[Data excerpts]

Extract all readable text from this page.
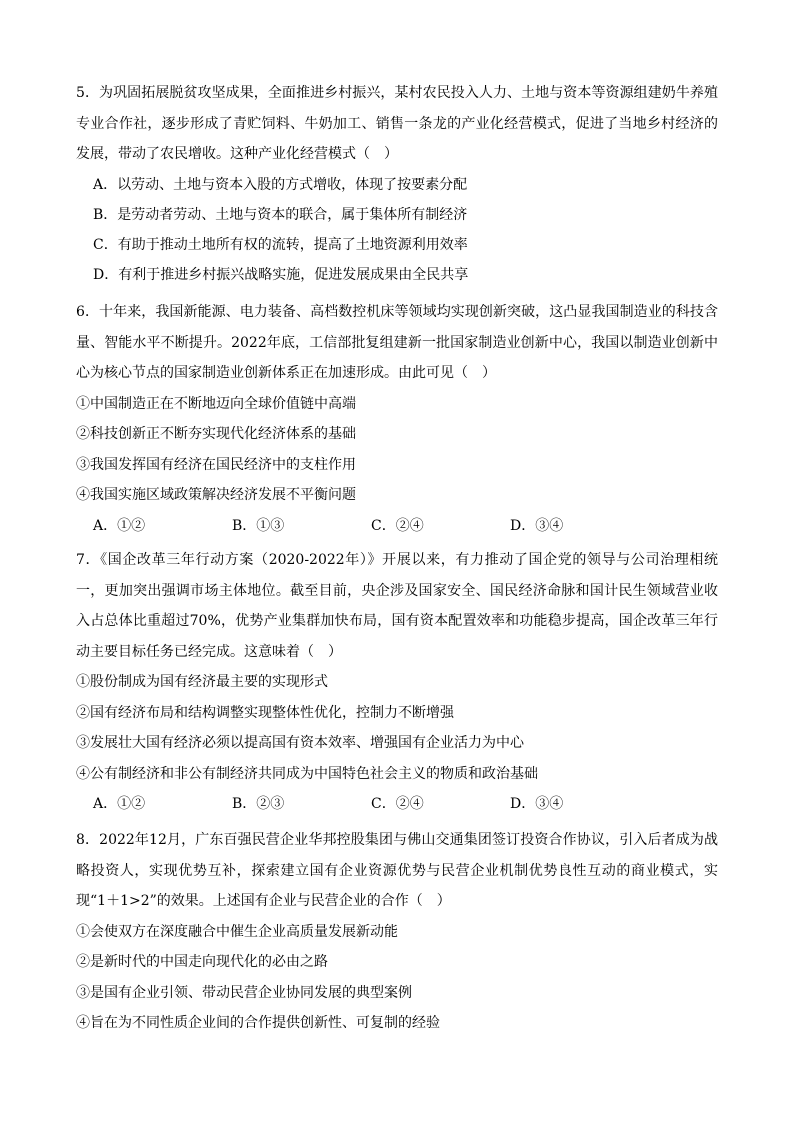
5．为巩固拓展脱贫攻坚成果，全面推进乡村振兴，某村农民投入人力、土地与资本等资源组建奶牛养殖专业合作社，逐步形成了青贮饲料、牛奶加工、销售一条龙的产业化经营模式，促进了当地乡村经济的发展，带动了农民增收。这种产业化经营模式（　）

A．以劳动、土地与资本入股的方式增收，体现了按要素分配

B．是劳动者劳动、土地与资本的联合，属于集体所有制经济

C．有助于推动土地所有权的流转，提高了土地资源利用效率

D．有利于推进乡村振兴战略实施，促进发展成果由全民共享

6．十年来，我国新能源、电力装备、高档数控机床等领域均实现创新突破，这凸显我国制造业的科技含量、智能水平不断提升。2022年底，工信部批复组建新一批国家制造业创新中心，我国以制造业创新中心为核心节点的国家制造业创新体系正在加速形成。由此可见（　）

①中国制造正在不断地迈向全球价值链中高端

②科技创新正不断夯实现代化经济体系的基础

③我国发挥国有经济在国民经济中的支柱作用

④我国实施区域政策解决经济发展不平衡问题

A．①②	B．①③	C．②④	D．③④

7．《国企改革三年行动方案（2020-2022年）》开展以来，有力推动了国企党的领导与公司治理相统一，更加突出强调市场主体地位。截至目前，央企涉及国家安全、国民经济命脉和国计民生领域营业收入占总体比重超过70%，优势产业集群加快布局，国有资本配置效率和功能稳步提高，国企改革三年行动主要目标任务已经完成。这意味着（　）

①股份制成为国有经济最主要的实现形式

②国有经济布局和结构调整实现整体性优化，控制力不断增强

③发展壮大国有经济必须以提高国有资本效率、增强国有企业活力为中心

④公有制经济和非公有制经济共同成为中国特色社会主义的物质和政治基础

A．①②	B．②③	C．②④	D．③④

8．2022年12月，广东百强民营企业华邦控股集团与佛山交通集团签订投资合作协议，引入后者成为战略投资人，实现优势互补，探索建立国有企业资源优势与民营企业机制优势良性互动的商业模式，实现“1＋1>2”的效果。上述国有企业与民营企业的合作（　）

①会使双方在深度融合中催生企业高质量发展新动能

②是新时代的中国走向现代化的必由之路

③是国有企业引领、带动民营企业协同发展的典型案例

④旨在为不同性质企业间的合作提供创新性、可复制的经验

** What you are asked to do **
Drop the images and repeat the data exactly.

** Final result **
Extract all readable text from this page.
5．为巩固拓展脱贫攻坚成果，全面推进乡村振兴，某村农民投入人力、土地与资本等资源组建奶牛养殖专业合作社，逐步形成了青贮饲料、牛奶加工、销售一条龙的产业化经营模式，促进了当地乡村经济的发展，带动了农民增收。这种产业化经营模式（　）

A．以劳动、土地与资本入股的方式增收，体现了按要素分配

B．是劳动者劳动、土地与资本的联合，属于集体所有制经济

C．有助于推动土地所有权的流转，提高了土地资源利用效率

D．有利于推进乡村振兴战略实施，促进发展成果由全民共享

6．十年来，我国新能源、电力装备、高档数控机床等领域均实现创新突破，这凸显我国制造业的科技含量、智能水平不断提升。2022年底，工信部批复组建新一批国家制造业创新中心，我国以制造业创新中心为核心节点的国家制造业创新体系正在加速形成。由此可见（　）

①中国制造正在不断地迈向全球价值链中高端

②科技创新正不断夯实现代化经济体系的基础

③我国发挥国有经济在国民经济中的支柱作用

④我国实施区域政策解决经济发展不平衡问题

A．①②	B．①③	C．②④	D．③④

7．《国企改革三年行动方案（2020-2022年）》开展以来，有力推动了国企党的领导与公司治理相统一，更加突出强调市场主体地位。截至目前，央企涉及国家安全、国民经济命脉和国计民生领域营业收入占总体比重超过70%，优势产业集群加快布局，国有资本配置效率和功能稳步提高，国企改革三年行动主要目标任务已经完成。这意味着（　）

①股份制成为国有经济最主要的实现形式

②国有经济布局和结构调整实现整体性优化，控制力不断增强

③发展壮大国有经济必须以提高国有资本效率、增强国有企业活力为中心

④公有制经济和非公有制经济共同成为中国特色社会主义的物质和政治基础

A．①②	B．②③	C．②④	D．③④

8．2022年12月，广东百强民营企业华邦控股集团与佛山交通集团签订投资合作协议，引入后者成为战略投资人，实现优势互补，探索建立国有企业资源优势与民营企业机制优势良性互动的商业模式，实现“1＋1>2”的效果。上述国有企业与民营企业的合作（　）

①会使双方在深度融合中催生企业高质量发展新动能

②是新时代的中国走向现代化的必由之路

③是国有企业引领、带动民营企业协同发展的典型案例

④旨在为不同性质企业间的合作提供创新性、可复制的经验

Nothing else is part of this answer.